### [MATERIAL SUPPLIED]
[BEGIN]

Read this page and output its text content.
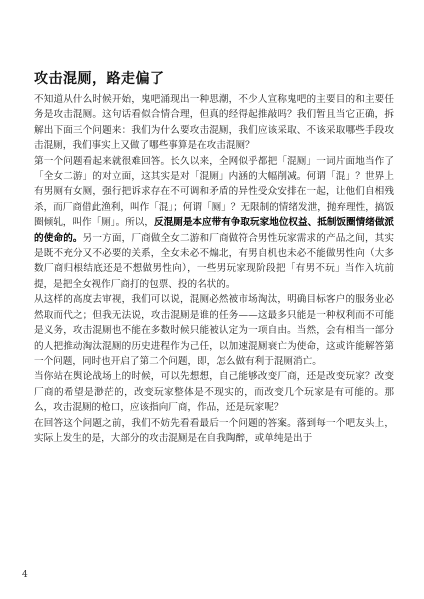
攻击混厕，路走偏了

不知道从什么时候开始，鬼吧涌现出一种思潮，不少人宣称鬼吧的主要目的和主要任务是攻击混厕。这句话看似合情合理，但真的经得起推敲吗？我们暂且当它正确，拆解出下面三个问题来：我们为什么要攻击混厕，我们应该采取、不该采取哪些手段攻击混厕，我们事实上又做了哪些事算是在攻击混厕？

第一个问题看起来就很难回答。长久以来，全网似乎都把「混厕」一词片面地当作了「全女二游」的对立面，这其实是对「混厕」内涵的大幅削减。何谓「混」？世界上有男厕有女厕，强行把诉求存在不可调和矛盾的异性受众安排在一起，让他们自相残杀，而厂商借此渔利，叫作「混」；何谓「厕」？无限制的情绪发泄，抛弃理性，搞饭圈倾轧，叫作「厕」。所以，反混厕是本应带有争取玩家地位权益、抵制饭圈情绪做派的使命的。另一方面，厂商做全女二游和厂商做符合男性玩家需求的产品之间，其实是既不充分又不必要的关系，全女未必不煽北，有男自机也未必不能做男性向（大多数厂商归根结底还是不想做男性向），一些男玩家现阶段把「有男不玩」当作入坑前提，是把全女视作厂商打的包票、投的名状的。

从这样的高度去审视，我们可以说，混厕必然被市场淘汰，明确目标客户的服务业必然取而代之；但我无法说，攻击混厕是谁的任务——这最多只能是一种权利而不可能是义务，攻击混厕也不能在多数时候只能被认定为一项自由。当然，会有相当一部分的人把推动淘汰混厕的历史进程作为己任，以加速混厕衰亡为使命，这或许能解答第一个问题，同时也开启了第二个问题，即，怎么做有利于混厕消亡。

当你站在舆论战场上的时候，可以先想想，自己能够改变厂商，还是改变玩家？改变厂商的希望是渺茫的，改变玩家整体是不现实的，而改变几个玩家是有可能的。那么，攻击混厕的枪口，应该指向厂商，作品，还是玩家呢？

在回答这个问题之前，我们不妨先看看最后一个问题的答案。落到每一个吧友头上，实际上发生的是，大部分的攻击混厕是在自我陶醉，或单纯是出于

4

[END]

Write the entries above out again exactly, but not the pictures.

### [CORRECT OUTPUT]
Read this page and output its text content.
攻击混厕，路走偏了

不知道从什么时候开始，鬼吧涌现出一种思潮，不少人宣称鬼吧的主要目的和主要任务是攻击混厕。这句话看似合情合理，但真的经得起推敲吗？我们暂且当它正确，拆解出下面三个问题来：我们为什么要攻击混厕，我们应该采取、不该采取哪些手段攻击混厕，我们事实上又做了哪些事算是在攻击混厕？

第一个问题看起来就很难回答。长久以来，全网似乎都把「混厕」一词片面地当作了「全女二游」的对立面，这其实是对「混厕」内涵的大幅削减。何谓「混」？世界上有男厕有女厕，强行把诉求存在不可调和矛盾的异性受众安排在一起，让他们自相残杀，而厂商借此渔利，叫作「混」；何谓「厕」？无限制的情绪发泄，抛弃理性，搞饭圈倾轧，叫作「厕」。所以，反混厕是本应带有争取玩家地位权益、抵制饭圈情绪做派的使命的。另一方面，厂商做全女二游和厂商做符合男性玩家需求的产品之间，其实是既不充分又不必要的关系，全女未必不煽北，有男自机也未必不能做男性向（大多数厂商归根结底还是不想做男性向），一些男玩家现阶段把「有男不玩」当作入坑前提，是把全女视作厂商打的包票、投的名状的。

从这样的高度去审视，我们可以说，混厕必然被市场淘汰，明确目标客户的服务业必然取而代之；但我无法说，攻击混厕是谁的任务——这最多只能是一种权利而不可能是义务，攻击混厕也不能在多数时候只能被认定为一项自由。当然，会有相当一部分的人把推动淘汰混厕的历史进程作为己任，以加速混厕衰亡为使命，这或许能解答第一个问题，同时也开启了第二个问题，即，怎么做有利于混厕消亡。

当你站在舆论战场上的时候，可以先想想，自己能够改变厂商，还是改变玩家？改变厂商的希望是渺茫的，改变玩家整体是不现实的，而改变几个玩家是有可能的。那么，攻击混厕的枪口，应该指向厂商，作品，还是玩家呢？

在回答这个问题之前，我们不妨先看看最后一个问题的答案。落到每一个吧友头上，实际上发生的是，大部分的攻击混厕是在自我陶醉，或单纯是出于

4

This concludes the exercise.